### TASK REQUIREMENTS:
Using the records that follow, copy every line containing the word "aesthetics".

Extracted records:

|---|

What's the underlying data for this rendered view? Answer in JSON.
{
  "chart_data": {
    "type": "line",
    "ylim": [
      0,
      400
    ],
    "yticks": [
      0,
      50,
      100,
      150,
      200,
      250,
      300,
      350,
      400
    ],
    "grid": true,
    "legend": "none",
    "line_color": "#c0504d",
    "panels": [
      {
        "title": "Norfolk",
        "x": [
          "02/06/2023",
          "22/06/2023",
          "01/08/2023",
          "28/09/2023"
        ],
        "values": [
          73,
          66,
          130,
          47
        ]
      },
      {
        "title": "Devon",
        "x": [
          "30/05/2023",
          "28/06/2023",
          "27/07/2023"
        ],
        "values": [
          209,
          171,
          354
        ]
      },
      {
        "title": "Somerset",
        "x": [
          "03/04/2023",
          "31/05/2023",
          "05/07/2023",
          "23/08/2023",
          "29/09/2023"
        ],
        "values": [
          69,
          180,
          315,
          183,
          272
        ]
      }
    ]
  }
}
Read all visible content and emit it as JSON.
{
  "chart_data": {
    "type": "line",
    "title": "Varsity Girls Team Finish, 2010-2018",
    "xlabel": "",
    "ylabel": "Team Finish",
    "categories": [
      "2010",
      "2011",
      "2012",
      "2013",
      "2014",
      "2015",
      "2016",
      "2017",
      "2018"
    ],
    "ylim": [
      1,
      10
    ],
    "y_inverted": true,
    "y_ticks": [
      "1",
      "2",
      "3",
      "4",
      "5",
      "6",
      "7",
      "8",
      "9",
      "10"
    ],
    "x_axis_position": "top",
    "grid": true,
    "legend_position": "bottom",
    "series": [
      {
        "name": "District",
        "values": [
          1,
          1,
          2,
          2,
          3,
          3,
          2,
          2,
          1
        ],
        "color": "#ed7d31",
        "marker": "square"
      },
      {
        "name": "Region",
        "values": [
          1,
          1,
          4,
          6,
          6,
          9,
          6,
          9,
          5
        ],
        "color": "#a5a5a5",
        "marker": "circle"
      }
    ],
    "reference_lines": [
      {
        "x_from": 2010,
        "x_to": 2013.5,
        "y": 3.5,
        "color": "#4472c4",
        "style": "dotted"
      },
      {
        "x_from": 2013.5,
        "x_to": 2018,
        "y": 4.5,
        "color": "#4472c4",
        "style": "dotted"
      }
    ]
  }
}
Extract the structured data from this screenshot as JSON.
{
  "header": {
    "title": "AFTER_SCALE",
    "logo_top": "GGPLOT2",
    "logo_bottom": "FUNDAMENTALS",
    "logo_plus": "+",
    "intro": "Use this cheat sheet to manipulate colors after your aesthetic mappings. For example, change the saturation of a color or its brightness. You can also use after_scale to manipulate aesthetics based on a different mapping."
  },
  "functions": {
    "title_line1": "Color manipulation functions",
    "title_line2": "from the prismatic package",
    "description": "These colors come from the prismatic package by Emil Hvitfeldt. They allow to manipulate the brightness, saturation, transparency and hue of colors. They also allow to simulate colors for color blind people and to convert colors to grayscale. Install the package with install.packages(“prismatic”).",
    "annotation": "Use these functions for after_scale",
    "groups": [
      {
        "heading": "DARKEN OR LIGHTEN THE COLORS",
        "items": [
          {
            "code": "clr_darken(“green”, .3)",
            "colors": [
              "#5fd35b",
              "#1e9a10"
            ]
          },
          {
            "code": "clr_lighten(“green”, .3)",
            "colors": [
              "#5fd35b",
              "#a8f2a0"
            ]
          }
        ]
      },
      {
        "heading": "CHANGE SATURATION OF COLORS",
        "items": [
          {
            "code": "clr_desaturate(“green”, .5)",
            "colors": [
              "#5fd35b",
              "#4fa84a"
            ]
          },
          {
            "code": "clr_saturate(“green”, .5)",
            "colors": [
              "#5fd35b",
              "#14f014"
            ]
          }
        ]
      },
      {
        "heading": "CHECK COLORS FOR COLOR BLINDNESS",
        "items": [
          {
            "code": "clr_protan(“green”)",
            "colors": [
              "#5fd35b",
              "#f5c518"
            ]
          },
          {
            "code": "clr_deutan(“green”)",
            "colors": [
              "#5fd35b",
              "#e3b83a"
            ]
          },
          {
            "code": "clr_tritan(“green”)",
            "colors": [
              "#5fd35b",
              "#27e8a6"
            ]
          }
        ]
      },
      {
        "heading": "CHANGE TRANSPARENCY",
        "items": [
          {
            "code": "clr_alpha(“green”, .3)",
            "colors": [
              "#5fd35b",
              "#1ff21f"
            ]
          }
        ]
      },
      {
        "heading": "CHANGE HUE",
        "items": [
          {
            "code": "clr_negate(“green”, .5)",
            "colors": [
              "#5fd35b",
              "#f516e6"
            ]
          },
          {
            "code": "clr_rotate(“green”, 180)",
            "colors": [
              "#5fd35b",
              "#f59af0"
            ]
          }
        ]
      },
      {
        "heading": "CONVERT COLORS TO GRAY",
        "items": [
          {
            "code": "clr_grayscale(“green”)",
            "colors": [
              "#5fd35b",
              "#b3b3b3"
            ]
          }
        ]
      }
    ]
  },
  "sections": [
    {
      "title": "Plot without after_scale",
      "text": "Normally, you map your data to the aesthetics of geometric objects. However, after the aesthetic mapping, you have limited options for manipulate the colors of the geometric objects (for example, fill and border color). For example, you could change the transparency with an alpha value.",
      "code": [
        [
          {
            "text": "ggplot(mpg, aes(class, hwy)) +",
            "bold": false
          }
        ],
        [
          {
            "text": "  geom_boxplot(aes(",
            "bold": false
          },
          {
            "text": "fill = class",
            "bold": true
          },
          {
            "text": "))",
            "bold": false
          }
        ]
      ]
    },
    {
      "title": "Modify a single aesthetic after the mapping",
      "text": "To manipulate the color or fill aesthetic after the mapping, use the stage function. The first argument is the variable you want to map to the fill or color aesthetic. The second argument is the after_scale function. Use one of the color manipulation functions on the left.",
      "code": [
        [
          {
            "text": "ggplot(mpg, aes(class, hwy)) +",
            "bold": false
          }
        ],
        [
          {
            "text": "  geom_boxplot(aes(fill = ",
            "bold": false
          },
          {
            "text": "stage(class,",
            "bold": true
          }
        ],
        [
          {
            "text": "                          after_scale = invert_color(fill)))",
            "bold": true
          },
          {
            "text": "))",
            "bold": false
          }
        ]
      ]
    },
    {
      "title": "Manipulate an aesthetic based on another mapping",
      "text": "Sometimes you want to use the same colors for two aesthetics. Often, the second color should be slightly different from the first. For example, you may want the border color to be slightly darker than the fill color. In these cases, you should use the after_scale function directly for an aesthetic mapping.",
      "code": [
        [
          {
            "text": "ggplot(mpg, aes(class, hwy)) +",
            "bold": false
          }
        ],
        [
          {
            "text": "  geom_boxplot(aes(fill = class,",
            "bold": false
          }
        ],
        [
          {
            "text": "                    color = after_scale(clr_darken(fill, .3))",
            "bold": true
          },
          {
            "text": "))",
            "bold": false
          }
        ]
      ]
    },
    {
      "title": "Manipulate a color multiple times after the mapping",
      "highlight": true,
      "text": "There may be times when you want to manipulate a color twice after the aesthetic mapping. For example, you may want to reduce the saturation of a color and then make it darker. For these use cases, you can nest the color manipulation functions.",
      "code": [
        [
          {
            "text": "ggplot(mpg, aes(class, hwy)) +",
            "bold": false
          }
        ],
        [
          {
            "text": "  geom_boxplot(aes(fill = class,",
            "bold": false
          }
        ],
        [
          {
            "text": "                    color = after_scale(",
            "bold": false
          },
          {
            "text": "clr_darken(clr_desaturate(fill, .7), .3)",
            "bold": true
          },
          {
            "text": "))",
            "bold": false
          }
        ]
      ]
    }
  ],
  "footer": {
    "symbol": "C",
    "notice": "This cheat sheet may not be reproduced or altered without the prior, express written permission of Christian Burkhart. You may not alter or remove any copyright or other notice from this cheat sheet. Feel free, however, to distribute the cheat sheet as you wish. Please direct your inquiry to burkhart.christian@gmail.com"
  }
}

|---|

### SOLUTION FOR THIS EXERCISE:
    "intro": "Use this cheat sheet to manipulate colors after your aesthetic mappings. For example, change the saturation of a color or its brightness. You can also use after_scale to manipulate aesthetics based on a different mapping."
      "text": "Normally, you map your data to the aesthetics of geometric objects. However, after the aesthetic mapping, you have limited options for manipulate the colors of the geometric objects (for example, fill and border color). For example, you could change the transparency with an alpha value.",
      "text": "Sometimes you want to use the same colors for two aesthetics. Often, the second color should be slightly different from the first. For example, you may want the border color to be slightly darker than the fill color. In these cases, you should use the after_scale function directly for an aesthetic mapping.",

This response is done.